### What you will do
Each line that holds the word "Automotive" should be returned.

(Dataset rows about figures)
** Start **
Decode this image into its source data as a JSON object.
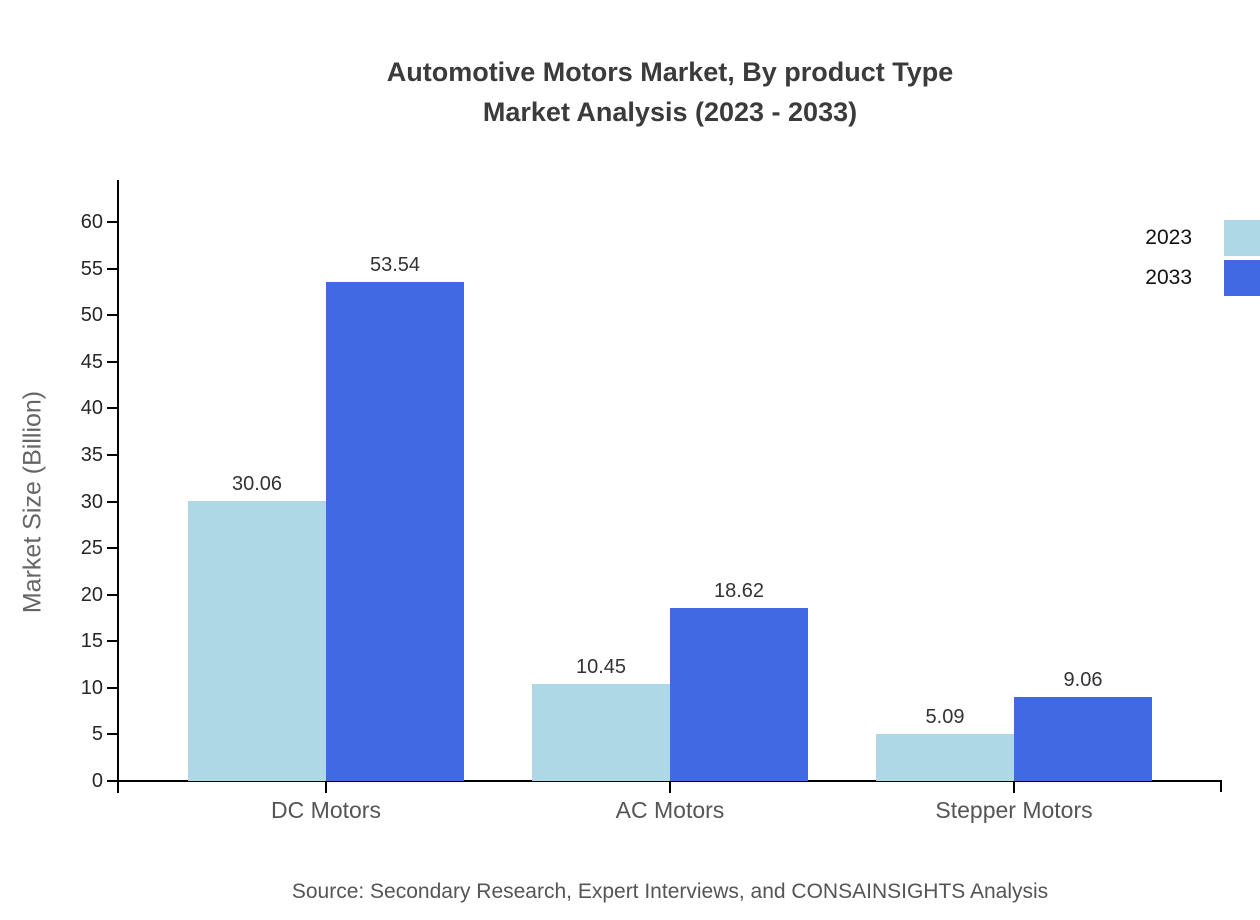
{
  "title": {
    "line1": "Automotive Motors Market, By product Type",
    "line2": "Market Analysis (2023 - 2033)"
  },
  "ylabel": "Market Size (Billion)",
  "source": "Source: Secondary Research, Expert Interviews, and CONSAINSIGHTS Analysis",
  "colors": {
    "series_2023": "#ADD8E6",
    "series_2033": "#4169E1",
    "axis": "#000000",
    "title_text": "#3b3b3b",
    "tick_text": "#262626",
    "category_text": "#555555"
  },
  "chart_data": {
    "type": "bar",
    "title": "Automotive Motors Market, By product Type Market Analysis (2023 - 2033)",
    "categories": [
      "DC Motors",
      "AC Motors",
      "Stepper Motors"
    ],
    "series": [
      {
        "name": "2023",
        "color": "#ADD8E6",
        "values": [
          30.06,
          10.45,
          5.09
        ]
      },
      {
        "name": "2033",
        "color": "#4169E1",
        "values": [
          53.54,
          18.62,
          9.06
        ]
      }
    ],
    "value_labels": [
      [
        "30.06",
        "53.54"
      ],
      [
        "10.45",
        "18.62"
      ],
      [
        "5.09",
        "9.06"
      ]
    ],
    "xlabel": "",
    "ylabel": "Market Size (Billion)",
    "ylim": [
      0,
      60
    ],
    "yticks": [
      0,
      5,
      10,
      15,
      20,
      25,
      30,
      35,
      40,
      45,
      50,
      55,
      60
    ],
    "grid": false,
    "legend_position": "top-right"
  }
}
** End **
### Result
    "line1": "Automotive Motors Market, By product Type",
    "title": "Automotive Motors Market, By product Type Market Analysis (2023 - 2033)",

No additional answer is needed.